(Stored entries)
* * * * * * * * *

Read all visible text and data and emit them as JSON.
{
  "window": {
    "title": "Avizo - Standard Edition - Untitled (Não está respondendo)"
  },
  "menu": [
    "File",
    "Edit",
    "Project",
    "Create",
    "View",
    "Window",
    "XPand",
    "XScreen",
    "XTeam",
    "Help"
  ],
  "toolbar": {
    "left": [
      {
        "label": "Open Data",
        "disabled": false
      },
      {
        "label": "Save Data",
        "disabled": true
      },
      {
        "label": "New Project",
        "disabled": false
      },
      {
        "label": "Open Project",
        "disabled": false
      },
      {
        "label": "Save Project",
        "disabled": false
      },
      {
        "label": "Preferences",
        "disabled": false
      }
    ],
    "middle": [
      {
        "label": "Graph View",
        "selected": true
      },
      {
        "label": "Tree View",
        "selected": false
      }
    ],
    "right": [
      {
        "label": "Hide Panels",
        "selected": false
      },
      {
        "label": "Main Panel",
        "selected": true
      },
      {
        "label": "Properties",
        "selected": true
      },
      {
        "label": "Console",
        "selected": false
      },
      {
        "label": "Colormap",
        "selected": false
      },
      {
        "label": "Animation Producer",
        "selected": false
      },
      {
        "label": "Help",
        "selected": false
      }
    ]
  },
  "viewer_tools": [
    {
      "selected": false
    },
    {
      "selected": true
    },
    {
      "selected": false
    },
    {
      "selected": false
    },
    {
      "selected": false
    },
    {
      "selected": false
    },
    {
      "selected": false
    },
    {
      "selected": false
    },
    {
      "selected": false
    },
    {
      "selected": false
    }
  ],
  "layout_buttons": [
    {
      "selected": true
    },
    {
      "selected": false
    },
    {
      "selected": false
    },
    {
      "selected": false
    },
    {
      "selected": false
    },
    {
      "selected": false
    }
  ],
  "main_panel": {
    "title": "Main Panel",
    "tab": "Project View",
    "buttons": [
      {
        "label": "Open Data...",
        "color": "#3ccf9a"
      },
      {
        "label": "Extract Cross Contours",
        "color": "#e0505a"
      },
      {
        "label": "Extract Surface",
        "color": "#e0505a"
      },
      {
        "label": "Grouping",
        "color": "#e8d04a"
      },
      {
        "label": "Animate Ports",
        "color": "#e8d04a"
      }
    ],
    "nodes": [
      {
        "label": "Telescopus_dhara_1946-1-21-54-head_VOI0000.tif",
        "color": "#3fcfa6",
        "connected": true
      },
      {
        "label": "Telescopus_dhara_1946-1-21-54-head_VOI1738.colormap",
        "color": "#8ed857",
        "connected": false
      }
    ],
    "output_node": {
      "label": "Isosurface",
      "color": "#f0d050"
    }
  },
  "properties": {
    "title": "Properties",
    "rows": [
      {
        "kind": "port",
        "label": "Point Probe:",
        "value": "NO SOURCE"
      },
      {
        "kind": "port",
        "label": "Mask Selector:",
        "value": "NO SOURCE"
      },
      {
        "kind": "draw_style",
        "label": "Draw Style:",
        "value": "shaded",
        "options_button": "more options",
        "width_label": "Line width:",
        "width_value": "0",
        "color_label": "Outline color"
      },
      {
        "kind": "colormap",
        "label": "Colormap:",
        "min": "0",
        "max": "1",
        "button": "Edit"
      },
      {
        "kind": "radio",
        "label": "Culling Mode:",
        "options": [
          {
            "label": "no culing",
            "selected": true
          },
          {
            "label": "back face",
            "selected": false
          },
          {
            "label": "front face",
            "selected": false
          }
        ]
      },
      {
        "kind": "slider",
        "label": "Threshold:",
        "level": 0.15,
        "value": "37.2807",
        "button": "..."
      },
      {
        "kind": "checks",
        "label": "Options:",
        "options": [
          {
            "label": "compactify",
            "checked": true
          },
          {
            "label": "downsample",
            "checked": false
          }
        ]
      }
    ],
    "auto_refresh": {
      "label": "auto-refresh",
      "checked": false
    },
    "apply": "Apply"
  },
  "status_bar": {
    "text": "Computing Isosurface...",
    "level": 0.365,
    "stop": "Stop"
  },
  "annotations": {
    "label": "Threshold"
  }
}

* * * * * * * * *

__TASK TO CARRY OUT__. Go through the records above and set each one down exactly, please.

__TASK SOLUTION__.
Read all visible text and data and emit them as JSON.
{
  "window": {
    "title": "Avizo - Standard Edition - Untitled (Não está respondendo)"
  },
  "menu": [
    "File",
    "Edit",
    "Project",
    "Create",
    "View",
    "Window",
    "XPand",
    "XScreen",
    "XTeam",
    "Help"
  ],
  "toolbar": {
    "left": [
      {
        "label": "Open Data",
        "disabled": false
      },
      {
        "label": "Save Data",
        "disabled": true
      },
      {
        "label": "New Project",
        "disabled": false
      },
      {
        "label": "Open Project",
        "disabled": false
      },
      {
        "label": "Save Project",
        "disabled": false
      },
      {
        "label": "Preferences",
        "disabled": false
      }
    ],
    "middle": [
      {
        "label": "Graph View",
        "selected": true
      },
      {
        "label": "Tree View",
        "selected": false
      }
    ],
    "right": [
      {
        "label": "Hide Panels",
        "selected": false
      },
      {
        "label": "Main Panel",
        "selected": true
      },
      {
        "label": "Properties",
        "selected": true
      },
      {
        "label": "Console",
        "selected": false
      },
      {
        "label": "Colormap",
        "selected": false
      },
      {
        "label": "Animation Producer",
        "selected": false
      },
      {
        "label": "Help",
        "selected": false
      }
    ]
  },
  "viewer_tools": [
    {
      "selected": false
    },
    {
      "selected": true
    },
    {
      "selected": false
    },
    {
      "selected": false
    },
    {
      "selected": false
    },
    {
      "selected": false
    },
    {
      "selected": false
    },
    {
      "selected": false
    },
    {
      "selected": false
    },
    {
      "selected": false
    }
  ],
  "layout_buttons": [
    {
      "selected": true
    },
    {
      "selected": false
    },
    {
      "selected": false
    },
    {
      "selected": false
    },
    {
      "selected": false
    },
    {
      "selected": false
    }
  ],
  "main_panel": {
    "title": "Main Panel",
    "tab": "Project View",
    "buttons": [
      {
        "label": "Open Data...",
        "color": "#3ccf9a"
      },
      {
        "label": "Extract Cross Contours",
        "color": "#e0505a"
      },
      {
        "label": "Extract Surface",
        "color": "#e0505a"
      },
      {
        "label": "Grouping",
        "color": "#e8d04a"
      },
      {
        "label": "Animate Ports",
        "color": "#e8d04a"
      }
    ],
    "nodes": [
      {
        "label": "Telescopus_dhara_1946-1-21-54-head_VOI0000.tif",
        "color": "#3fcfa6",
        "connected": true
      },
      {
        "label": "Telescopus_dhara_1946-1-21-54-head_VOI1738.colormap",
        "color": "#8ed857",
        "connected": false
      }
    ],
    "output_node": {
      "label": "Isosurface",
      "color": "#f0d050"
    }
  },
  "properties": {
    "title": "Properties",
    "rows": [
      {
        "kind": "port",
        "label": "Point Probe:",
        "value": "NO SOURCE"
      },
      {
        "kind": "port",
        "label": "Mask Selector:",
        "value": "NO SOURCE"
      },
      {
        "kind": "draw_style",
        "label": "Draw Style:",
        "value": "shaded",
        "options_button": "more options",
        "width_label": "Line width:",
        "width_value": "0",
        "color_label": "Outline color"
      },
      {
        "kind": "colormap",
        "label": "Colormap:",
        "min": "0",
        "max": "1",
        "button": "Edit"
      },
      {
        "kind": "radio",
        "label": "Culling Mode:",
        "options": [
          {
            "label": "no culing",
            "selected": true
          },
          {
            "label": "back face",
            "selected": false
          },
          {
            "label": "front face",
            "selected": false
          }
        ]
      },
      {
        "kind": "slider",
        "label": "Threshold:",
        "level": 0.15,
        "value": "37.2807",
        "button": "..."
      },
      {
        "kind": "checks",
        "label": "Options:",
        "options": [
          {
            "label": "compactify",
            "checked": true
          },
          {
            "label": "downsample",
            "checked": false
          }
        ]
      }
    ],
    "auto_refresh": {
      "label": "auto-refresh",
      "checked": false
    },
    "apply": "Apply"
  },
  "status_bar": {
    "text": "Computing Isosurface...",
    "level": 0.365,
    "stop": "Stop"
  },
  "annotations": {
    "label": "Threshold"
  }
}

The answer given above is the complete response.